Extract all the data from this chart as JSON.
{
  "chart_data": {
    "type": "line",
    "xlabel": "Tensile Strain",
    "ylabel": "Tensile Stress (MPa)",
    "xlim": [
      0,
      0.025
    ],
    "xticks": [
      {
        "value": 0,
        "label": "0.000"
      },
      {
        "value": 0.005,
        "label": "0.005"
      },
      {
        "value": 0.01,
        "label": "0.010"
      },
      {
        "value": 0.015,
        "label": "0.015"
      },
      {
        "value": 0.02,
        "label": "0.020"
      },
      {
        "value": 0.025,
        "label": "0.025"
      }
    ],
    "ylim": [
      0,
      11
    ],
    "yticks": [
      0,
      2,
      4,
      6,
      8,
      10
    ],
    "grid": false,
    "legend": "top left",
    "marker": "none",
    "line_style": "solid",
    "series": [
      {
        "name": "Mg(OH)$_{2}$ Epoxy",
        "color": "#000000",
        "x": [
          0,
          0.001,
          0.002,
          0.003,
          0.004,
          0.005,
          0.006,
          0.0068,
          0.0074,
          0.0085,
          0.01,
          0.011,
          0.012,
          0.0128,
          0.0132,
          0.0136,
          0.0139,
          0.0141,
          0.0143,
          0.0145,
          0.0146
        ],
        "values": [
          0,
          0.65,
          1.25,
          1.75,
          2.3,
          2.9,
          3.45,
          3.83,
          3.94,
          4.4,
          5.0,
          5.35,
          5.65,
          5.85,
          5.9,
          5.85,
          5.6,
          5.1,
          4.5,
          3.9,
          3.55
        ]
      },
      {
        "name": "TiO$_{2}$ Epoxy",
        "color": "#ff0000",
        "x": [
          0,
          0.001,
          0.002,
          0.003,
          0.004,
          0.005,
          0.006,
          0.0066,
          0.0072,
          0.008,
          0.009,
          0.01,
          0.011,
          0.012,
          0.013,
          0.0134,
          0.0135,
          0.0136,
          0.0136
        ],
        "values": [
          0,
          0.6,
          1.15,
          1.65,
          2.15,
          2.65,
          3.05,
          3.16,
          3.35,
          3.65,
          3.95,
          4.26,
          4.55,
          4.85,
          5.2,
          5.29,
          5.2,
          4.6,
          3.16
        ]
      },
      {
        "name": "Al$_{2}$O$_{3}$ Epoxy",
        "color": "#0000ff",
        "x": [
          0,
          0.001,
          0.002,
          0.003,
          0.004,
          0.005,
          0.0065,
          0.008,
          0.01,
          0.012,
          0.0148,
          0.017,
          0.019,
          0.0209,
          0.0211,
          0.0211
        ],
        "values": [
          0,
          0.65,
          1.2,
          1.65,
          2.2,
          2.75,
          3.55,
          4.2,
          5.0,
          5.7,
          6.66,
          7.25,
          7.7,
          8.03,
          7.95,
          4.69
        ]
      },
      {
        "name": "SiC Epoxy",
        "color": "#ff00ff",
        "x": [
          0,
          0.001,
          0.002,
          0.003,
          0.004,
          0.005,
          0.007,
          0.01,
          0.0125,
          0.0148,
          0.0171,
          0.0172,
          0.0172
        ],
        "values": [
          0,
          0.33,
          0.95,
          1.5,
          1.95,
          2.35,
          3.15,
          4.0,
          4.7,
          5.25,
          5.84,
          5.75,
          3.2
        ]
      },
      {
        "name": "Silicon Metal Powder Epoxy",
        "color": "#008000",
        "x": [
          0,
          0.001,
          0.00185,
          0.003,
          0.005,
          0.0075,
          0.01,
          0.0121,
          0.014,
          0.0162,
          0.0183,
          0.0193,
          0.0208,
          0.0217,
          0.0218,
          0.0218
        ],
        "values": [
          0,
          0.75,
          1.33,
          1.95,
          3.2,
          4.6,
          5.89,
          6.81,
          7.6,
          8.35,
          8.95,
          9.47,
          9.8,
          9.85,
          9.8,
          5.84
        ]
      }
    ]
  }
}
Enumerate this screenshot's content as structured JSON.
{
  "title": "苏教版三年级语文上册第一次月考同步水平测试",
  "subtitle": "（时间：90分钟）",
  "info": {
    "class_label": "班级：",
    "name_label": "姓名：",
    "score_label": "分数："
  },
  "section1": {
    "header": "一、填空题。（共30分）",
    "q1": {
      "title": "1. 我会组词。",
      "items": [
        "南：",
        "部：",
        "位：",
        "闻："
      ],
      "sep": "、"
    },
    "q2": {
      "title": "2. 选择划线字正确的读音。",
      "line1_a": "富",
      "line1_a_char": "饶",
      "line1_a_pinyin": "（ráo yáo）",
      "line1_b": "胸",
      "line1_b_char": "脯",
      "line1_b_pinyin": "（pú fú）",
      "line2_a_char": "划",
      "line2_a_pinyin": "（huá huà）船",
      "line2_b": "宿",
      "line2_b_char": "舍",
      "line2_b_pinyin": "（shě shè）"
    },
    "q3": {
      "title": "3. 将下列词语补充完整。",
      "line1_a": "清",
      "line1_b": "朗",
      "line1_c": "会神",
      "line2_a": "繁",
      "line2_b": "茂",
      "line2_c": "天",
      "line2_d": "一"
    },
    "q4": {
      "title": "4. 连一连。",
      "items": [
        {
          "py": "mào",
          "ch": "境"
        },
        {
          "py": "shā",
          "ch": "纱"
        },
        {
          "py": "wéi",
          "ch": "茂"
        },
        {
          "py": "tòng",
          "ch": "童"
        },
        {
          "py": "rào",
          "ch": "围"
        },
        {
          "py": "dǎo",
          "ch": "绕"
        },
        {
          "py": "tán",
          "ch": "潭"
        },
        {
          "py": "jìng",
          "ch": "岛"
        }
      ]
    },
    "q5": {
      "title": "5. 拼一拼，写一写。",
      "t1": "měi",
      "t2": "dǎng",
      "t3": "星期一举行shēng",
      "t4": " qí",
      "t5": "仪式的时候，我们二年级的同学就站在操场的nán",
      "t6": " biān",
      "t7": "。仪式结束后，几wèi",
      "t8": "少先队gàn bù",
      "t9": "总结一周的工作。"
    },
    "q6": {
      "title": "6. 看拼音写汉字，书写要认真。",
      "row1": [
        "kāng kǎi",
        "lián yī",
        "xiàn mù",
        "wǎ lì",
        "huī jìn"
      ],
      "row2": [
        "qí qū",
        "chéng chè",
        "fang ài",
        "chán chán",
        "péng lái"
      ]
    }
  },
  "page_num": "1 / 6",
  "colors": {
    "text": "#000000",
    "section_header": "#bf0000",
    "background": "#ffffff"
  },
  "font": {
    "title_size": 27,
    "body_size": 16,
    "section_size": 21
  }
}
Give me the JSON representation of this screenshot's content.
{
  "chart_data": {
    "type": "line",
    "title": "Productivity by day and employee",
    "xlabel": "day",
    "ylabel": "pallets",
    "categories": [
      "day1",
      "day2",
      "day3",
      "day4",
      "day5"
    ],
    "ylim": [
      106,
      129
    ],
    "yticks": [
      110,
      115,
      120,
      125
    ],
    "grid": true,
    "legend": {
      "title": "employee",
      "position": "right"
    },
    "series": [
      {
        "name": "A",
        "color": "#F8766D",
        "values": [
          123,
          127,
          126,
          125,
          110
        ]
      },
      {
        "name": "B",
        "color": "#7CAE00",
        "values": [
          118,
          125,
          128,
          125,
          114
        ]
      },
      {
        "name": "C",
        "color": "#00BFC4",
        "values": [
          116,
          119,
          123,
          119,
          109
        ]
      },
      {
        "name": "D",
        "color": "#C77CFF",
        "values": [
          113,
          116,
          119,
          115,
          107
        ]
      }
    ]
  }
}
◆ ◆ ◆
*What you will do*: In the records above, find each line holding "screenshot" and copy it.

*Answer in full*:
Enumerate this screenshot's content as structured JSON.
Give me the JSON representation of this screenshot's content.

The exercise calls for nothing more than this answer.